-------- The records

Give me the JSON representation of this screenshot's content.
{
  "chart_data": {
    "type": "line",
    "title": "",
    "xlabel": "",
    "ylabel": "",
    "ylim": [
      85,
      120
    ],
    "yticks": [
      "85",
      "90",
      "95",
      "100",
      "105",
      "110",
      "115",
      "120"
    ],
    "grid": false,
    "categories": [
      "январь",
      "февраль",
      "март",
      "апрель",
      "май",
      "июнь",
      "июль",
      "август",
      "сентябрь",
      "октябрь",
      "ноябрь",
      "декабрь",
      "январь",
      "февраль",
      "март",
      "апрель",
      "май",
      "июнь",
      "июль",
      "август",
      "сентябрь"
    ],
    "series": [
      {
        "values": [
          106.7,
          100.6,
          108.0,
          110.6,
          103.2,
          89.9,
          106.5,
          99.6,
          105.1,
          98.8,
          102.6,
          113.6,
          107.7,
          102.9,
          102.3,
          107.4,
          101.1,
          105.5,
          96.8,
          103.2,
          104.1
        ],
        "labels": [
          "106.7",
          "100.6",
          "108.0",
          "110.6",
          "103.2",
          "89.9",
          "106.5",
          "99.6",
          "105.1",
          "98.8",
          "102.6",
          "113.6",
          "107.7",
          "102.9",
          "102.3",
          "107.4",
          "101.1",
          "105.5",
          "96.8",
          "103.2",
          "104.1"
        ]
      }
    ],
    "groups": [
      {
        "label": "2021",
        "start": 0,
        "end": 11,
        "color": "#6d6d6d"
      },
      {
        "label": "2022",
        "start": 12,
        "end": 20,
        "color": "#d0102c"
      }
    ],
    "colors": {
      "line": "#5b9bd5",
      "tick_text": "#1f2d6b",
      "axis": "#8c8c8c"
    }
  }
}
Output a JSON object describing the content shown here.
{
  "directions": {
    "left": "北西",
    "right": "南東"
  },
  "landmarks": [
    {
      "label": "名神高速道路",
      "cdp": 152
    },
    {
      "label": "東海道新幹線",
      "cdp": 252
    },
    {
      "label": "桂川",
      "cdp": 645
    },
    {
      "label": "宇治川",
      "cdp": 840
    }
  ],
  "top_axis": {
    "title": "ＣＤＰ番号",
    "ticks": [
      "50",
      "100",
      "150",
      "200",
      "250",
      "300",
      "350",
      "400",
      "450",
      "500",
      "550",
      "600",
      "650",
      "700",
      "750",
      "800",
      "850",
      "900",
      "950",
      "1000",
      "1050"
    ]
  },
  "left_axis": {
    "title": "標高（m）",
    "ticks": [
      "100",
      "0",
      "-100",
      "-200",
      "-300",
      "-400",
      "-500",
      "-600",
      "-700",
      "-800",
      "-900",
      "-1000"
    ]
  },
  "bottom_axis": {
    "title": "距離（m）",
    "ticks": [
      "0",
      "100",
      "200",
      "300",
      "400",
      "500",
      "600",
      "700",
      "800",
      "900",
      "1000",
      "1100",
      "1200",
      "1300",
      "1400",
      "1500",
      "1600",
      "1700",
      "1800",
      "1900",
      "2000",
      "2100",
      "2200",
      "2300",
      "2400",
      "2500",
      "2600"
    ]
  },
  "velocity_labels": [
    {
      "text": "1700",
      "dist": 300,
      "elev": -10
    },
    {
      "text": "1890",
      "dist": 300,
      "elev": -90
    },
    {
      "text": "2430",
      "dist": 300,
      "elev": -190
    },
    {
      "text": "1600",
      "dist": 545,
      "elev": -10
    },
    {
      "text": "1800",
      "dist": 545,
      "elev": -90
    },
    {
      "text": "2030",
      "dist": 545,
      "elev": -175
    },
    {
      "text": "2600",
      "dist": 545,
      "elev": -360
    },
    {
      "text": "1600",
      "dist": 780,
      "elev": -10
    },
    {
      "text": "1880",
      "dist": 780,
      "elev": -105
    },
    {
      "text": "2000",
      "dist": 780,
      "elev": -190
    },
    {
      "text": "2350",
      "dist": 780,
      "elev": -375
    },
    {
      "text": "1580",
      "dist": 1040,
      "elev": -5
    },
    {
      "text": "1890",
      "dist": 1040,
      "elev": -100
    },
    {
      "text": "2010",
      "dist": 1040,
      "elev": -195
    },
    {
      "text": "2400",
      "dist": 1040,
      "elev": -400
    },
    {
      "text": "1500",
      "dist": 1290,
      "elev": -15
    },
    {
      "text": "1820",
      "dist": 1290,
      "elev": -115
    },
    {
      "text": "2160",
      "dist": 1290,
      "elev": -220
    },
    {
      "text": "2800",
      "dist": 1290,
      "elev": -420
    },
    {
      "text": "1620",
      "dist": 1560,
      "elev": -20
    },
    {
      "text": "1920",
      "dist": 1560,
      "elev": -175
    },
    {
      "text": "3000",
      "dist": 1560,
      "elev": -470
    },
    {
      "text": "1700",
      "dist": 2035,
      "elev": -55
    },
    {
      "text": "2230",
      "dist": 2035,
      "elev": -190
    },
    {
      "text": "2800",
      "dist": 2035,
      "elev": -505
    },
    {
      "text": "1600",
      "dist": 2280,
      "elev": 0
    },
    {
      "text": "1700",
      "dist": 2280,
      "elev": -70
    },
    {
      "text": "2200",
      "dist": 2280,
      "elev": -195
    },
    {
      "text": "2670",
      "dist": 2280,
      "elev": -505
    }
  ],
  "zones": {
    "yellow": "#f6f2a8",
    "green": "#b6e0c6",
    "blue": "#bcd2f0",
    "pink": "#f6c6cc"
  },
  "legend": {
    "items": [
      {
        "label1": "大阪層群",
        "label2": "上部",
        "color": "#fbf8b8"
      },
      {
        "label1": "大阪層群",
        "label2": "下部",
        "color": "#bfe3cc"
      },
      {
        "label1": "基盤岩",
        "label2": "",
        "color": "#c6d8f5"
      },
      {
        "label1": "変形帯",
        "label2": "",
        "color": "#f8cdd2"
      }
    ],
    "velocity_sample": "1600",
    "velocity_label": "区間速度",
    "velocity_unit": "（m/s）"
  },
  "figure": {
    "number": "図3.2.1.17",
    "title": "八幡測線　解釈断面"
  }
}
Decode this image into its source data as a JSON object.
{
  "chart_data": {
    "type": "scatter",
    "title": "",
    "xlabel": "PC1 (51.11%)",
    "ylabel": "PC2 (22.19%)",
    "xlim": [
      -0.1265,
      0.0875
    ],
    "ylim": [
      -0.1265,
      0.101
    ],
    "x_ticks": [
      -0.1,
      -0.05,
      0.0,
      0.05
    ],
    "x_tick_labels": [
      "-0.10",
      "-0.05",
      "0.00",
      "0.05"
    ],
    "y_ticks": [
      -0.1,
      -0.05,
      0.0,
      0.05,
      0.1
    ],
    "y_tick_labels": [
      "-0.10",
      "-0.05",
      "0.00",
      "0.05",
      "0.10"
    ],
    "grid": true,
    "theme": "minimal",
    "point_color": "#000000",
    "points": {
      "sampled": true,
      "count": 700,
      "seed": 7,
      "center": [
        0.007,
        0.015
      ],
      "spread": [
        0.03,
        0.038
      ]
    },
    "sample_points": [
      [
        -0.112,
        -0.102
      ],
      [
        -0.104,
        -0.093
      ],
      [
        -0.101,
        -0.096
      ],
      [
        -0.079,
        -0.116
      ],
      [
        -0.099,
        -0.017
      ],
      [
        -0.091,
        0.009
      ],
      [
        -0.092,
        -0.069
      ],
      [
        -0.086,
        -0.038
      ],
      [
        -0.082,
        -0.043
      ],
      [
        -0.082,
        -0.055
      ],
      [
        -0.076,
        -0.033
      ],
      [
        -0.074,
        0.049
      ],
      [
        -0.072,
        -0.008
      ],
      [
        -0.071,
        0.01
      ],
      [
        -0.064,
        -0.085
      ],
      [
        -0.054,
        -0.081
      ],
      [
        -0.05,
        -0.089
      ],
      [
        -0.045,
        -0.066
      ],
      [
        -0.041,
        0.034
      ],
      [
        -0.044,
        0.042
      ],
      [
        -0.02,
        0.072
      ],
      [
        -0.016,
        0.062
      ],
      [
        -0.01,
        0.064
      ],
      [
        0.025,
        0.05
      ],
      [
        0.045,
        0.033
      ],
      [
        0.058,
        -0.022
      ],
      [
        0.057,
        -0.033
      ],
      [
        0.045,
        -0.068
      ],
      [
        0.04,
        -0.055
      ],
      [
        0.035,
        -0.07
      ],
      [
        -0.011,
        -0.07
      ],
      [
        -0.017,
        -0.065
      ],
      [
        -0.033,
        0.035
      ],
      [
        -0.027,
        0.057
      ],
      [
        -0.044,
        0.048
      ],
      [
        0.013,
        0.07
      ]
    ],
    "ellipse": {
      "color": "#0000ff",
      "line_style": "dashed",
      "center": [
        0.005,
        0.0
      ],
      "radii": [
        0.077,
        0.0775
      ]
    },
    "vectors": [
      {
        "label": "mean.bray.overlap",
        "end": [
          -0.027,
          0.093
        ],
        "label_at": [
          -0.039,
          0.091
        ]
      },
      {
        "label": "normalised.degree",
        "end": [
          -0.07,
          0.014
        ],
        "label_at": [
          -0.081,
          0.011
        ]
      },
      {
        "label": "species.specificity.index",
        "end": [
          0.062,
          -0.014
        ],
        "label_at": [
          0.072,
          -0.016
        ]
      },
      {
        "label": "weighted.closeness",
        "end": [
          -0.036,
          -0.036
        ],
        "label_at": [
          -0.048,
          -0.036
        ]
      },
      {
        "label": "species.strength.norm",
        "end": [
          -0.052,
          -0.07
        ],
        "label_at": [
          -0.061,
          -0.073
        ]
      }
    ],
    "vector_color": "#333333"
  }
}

----------------

◆ **Requirement**
Write out every line from the entries where "JSON" appears.

◆ **Output below**
Give me the JSON representation of this screenshot's content.
Output a JSON object describing the content shown here.
Decode this image into its source data as a JSON object.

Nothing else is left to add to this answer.